WHAT THE EXERCISE ASKS = Write out all the entries word for word and omit any pictures.

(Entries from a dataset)

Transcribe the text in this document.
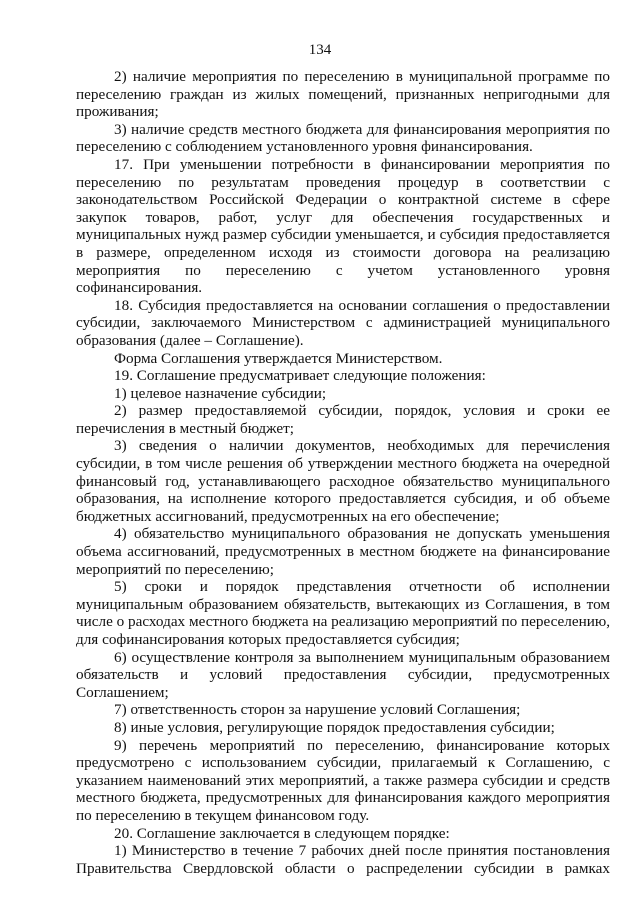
134

2) наличие мероприятия по переселению в муниципальной программе по переселению граждан из жилых помещений, признанных непригодными для проживания;

3) наличие средств местного бюджета для финансирования мероприятия по переселению с соблюдением установленного уровня финансирования.

17. При уменьшении потребности в финансировании мероприятия по переселению по результатам проведения процедур в соответствии с законодательством Российской Федерации о контрактной системе в сфере закупок товаров, работ, услуг для обеспечения государственных и муниципальных нужд размер субсидии уменьшается, и субсидия предоставляется в размере, определенном исходя из стоимости договора на реализацию мероприятия по переселению с учетом установленного уровня софинансирования.

18. Субсидия предоставляется на основании соглашения о предоставлении субсидии, заключаемого Министерством с администрацией муниципального образования (далее – Соглашение).

Форма Соглашения утверждается Министерством.

19. Соглашение предусматривает следующие положения:

1) целевое назначение субсидии;

2) размер предоставляемой субсидии, порядок, условия и сроки ее перечисления в местный бюджет;

3) сведения о наличии документов, необходимых для перечисления субсидии, в том числе решения об утверждении местного бюджета на очередной финансовый год, устанавливающего расходное обязательство муниципального образования, на исполнение которого предоставляется субсидия, и об объеме бюджетных ассигнований, предусмотренных на его обеспечение;

4) обязательство муниципального образования не допускать уменьшения объема ассигнований, предусмотренных в местном бюджете на финансирование мероприятий по переселению;

5) сроки и порядок представления отчетности об исполнении муниципальным образованием обязательств, вытекающих из Соглашения, в том числе о расходах местного бюджета на реализацию мероприятий по переселению, для софинансирования которых предоставляется субсидия;

6) осуществление контроля за выполнением муниципальным образованием обязательств и условий предоставления субсидии, предусмотренных Соглашением;

7) ответственность сторон за нарушение условий Соглашения;

8) иные условия, регулирующие порядок предоставления субсидии;

9) перечень мероприятий по переселению, финансирование которых предусмотрено с использованием субсидии, прилагаемый к Соглашению, с указанием наименований этих мероприятий, а также размера субсидии и средств местного бюджета, предусмотренных для финансирования каждого мероприятия по переселению в текущем финансовом году.

20. Соглашение заключается в следующем порядке:

1) Министерство в течение 7 рабочих дней после принятия постановления Правительства Свердловской области о распределении субсидии в рамках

TASK RESPONSE =
Transcribe the text in this document.
134

2) наличие мероприятия по переселению в муниципальной программе по переселению граждан из жилых помещений, признанных непригодными для проживания;

3) наличие средств местного бюджета для финансирования мероприятия по переселению с соблюдением установленного уровня финансирования.

17. При уменьшении потребности в финансировании мероприятия по переселению по результатам проведения процедур в соответствии с законодательством Российской Федерации о контрактной системе в сфере закупок товаров, работ, услуг для обеспечения государственных и муниципальных нужд размер субсидии уменьшается, и субсидия предоставляется в размере, определенном исходя из стоимости договора на реализацию мероприятия по переселению с учетом установленного уровня софинансирования.

18. Субсидия предоставляется на основании соглашения о предоставлении субсидии, заключаемого Министерством с администрацией муниципального образования (далее – Соглашение).

Форма Соглашения утверждается Министерством.

19. Соглашение предусматривает следующие положения:

1) целевое назначение субсидии;

2) размер предоставляемой субсидии, порядок, условия и сроки ее перечисления в местный бюджет;

3) сведения о наличии документов, необходимых для перечисления субсидии, в том числе решения об утверждении местного бюджета на очередной финансовый год, устанавливающего расходное обязательство муниципального образования, на исполнение которого предоставляется субсидия, и об объеме бюджетных ассигнований, предусмотренных на его обеспечение;

4) обязательство муниципального образования не допускать уменьшения объема ассигнований, предусмотренных в местном бюджете на финансирование мероприятий по переселению;

5) сроки и порядок представления отчетности об исполнении муниципальным образованием обязательств, вытекающих из Соглашения, в том числе о расходах местного бюджета на реализацию мероприятий по переселению, для софинансирования которых предоставляется субсидия;

6) осуществление контроля за выполнением муниципальным образованием обязательств и условий предоставления субсидии, предусмотренных Соглашением;

7) ответственность сторон за нарушение условий Соглашения;

8) иные условия, регулирующие порядок предоставления субсидии;

9) перечень мероприятий по переселению, финансирование которых предусмотрено с использованием субсидии, прилагаемый к Соглашению, с указанием наименований этих мероприятий, а также размера субсидии и средств местного бюджета, предусмотренных для финансирования каждого мероприятия по переселению в текущем финансовом году.

20. Соглашение заключается в следующем порядке:

1) Министерство в течение 7 рабочих дней после принятия постановления Правительства Свердловской области о распределении субсидии в рамках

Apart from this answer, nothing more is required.